Figure dataset records
[START]
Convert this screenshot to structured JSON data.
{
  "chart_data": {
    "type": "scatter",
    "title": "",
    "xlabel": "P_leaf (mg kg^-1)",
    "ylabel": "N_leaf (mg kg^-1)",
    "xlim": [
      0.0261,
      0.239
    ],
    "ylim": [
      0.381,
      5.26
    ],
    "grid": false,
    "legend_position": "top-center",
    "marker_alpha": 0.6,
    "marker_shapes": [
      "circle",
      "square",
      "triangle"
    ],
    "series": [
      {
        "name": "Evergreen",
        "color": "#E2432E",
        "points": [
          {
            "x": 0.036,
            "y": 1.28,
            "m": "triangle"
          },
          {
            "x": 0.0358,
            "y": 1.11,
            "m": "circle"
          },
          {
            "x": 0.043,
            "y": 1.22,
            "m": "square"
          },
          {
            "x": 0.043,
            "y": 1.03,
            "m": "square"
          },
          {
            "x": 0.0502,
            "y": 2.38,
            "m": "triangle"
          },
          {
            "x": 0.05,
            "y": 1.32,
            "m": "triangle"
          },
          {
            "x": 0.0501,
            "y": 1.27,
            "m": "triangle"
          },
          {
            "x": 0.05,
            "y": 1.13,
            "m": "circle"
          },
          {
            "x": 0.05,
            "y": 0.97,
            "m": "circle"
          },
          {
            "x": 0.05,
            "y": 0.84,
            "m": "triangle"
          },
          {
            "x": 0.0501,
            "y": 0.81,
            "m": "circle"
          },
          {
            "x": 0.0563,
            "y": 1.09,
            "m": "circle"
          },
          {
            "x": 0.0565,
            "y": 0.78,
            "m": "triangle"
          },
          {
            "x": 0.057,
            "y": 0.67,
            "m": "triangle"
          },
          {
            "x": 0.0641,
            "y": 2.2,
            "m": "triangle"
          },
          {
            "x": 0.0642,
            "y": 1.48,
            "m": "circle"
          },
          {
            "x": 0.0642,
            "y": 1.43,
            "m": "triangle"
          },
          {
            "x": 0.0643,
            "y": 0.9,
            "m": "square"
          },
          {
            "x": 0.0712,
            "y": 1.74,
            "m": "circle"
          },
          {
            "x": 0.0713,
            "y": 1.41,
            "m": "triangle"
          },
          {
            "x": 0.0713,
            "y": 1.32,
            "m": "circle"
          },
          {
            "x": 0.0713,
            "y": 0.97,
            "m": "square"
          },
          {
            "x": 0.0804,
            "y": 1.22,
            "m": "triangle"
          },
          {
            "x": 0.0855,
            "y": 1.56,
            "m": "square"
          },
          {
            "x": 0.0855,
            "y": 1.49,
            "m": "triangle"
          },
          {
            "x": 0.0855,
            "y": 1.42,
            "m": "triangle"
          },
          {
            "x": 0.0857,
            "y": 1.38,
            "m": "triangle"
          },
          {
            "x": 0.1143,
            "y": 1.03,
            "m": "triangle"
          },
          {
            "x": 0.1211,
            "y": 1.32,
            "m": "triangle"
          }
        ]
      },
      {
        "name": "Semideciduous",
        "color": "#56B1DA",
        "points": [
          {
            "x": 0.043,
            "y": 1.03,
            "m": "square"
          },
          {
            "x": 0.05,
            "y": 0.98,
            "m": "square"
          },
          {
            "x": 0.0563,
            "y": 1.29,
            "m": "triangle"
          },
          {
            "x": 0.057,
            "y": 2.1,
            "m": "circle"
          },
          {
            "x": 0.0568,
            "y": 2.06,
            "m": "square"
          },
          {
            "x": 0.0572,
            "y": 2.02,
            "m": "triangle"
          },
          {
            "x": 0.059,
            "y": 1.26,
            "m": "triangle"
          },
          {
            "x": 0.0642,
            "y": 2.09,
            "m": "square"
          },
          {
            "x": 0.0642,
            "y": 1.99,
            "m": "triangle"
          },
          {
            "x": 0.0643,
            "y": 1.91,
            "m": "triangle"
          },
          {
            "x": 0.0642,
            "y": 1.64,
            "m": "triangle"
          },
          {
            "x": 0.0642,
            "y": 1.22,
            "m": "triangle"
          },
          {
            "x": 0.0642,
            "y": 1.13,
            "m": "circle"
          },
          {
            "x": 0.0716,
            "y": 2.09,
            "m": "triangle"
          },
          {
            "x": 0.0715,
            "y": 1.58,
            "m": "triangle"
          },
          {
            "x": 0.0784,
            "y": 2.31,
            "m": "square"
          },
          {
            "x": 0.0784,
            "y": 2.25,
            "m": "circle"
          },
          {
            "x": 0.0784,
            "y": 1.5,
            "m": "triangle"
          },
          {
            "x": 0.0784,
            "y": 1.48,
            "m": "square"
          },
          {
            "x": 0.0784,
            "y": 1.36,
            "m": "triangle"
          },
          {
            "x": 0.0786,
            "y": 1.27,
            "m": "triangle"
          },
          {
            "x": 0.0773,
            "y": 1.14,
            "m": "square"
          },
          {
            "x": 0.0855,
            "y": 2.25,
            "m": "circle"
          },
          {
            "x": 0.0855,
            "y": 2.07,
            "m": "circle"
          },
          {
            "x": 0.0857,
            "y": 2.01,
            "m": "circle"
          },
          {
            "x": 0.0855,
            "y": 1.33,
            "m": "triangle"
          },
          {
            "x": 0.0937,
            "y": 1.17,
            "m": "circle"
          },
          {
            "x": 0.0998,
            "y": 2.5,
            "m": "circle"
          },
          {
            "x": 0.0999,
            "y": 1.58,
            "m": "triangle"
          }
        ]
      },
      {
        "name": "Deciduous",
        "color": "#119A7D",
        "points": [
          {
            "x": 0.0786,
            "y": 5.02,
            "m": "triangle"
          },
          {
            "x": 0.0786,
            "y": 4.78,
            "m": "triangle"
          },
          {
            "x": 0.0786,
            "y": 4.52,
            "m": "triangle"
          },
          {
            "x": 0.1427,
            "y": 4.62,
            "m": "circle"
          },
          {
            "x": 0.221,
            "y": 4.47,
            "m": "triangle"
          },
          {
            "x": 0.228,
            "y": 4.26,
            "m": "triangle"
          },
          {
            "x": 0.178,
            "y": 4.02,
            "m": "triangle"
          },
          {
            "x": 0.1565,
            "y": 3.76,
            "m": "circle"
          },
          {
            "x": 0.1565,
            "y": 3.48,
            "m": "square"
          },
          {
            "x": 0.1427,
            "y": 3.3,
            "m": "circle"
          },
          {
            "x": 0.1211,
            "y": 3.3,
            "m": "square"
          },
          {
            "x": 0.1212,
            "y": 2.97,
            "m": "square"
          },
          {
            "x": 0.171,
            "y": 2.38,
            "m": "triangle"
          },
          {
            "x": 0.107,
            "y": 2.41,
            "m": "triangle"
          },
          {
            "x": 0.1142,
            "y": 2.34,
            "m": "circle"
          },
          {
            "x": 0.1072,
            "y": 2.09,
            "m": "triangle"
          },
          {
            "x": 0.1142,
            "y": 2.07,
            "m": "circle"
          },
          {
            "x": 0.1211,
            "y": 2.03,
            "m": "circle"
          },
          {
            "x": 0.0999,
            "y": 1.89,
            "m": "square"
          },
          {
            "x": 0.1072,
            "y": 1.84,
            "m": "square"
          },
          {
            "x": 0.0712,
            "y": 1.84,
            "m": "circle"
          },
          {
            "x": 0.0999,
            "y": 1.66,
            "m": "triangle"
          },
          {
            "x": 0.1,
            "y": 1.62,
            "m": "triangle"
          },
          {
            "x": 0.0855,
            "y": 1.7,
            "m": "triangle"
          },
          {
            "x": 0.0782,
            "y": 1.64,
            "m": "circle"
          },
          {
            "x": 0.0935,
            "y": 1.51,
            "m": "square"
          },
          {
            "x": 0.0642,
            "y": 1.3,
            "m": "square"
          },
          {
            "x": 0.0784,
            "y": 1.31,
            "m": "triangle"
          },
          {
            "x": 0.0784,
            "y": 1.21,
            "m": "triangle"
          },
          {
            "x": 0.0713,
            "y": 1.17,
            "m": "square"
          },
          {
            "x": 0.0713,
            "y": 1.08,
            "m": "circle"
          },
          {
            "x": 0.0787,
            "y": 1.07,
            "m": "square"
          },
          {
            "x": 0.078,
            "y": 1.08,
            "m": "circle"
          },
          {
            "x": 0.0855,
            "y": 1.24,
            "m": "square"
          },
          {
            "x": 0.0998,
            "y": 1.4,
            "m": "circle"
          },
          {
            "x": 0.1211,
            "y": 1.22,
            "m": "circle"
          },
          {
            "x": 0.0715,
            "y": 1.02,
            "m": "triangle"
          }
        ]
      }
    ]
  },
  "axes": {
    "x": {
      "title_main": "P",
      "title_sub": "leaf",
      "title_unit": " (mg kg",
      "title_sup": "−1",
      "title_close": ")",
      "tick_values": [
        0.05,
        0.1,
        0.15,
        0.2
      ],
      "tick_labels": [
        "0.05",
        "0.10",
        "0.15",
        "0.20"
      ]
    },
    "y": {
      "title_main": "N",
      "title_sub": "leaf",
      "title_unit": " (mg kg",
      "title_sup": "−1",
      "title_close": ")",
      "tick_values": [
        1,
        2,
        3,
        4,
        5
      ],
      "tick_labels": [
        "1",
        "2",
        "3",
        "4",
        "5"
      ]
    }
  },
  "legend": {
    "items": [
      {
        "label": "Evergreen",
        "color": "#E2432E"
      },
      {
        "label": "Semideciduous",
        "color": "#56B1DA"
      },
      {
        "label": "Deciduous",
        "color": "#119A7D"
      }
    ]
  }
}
[END]
:: WRITTEN TASK ::
Check each line of the records above for the string "Semideciduous", and report every line that has it.

:: ANSWER IN FULL ::
        "name": "Semideciduous",
        "label": "Semideciduous",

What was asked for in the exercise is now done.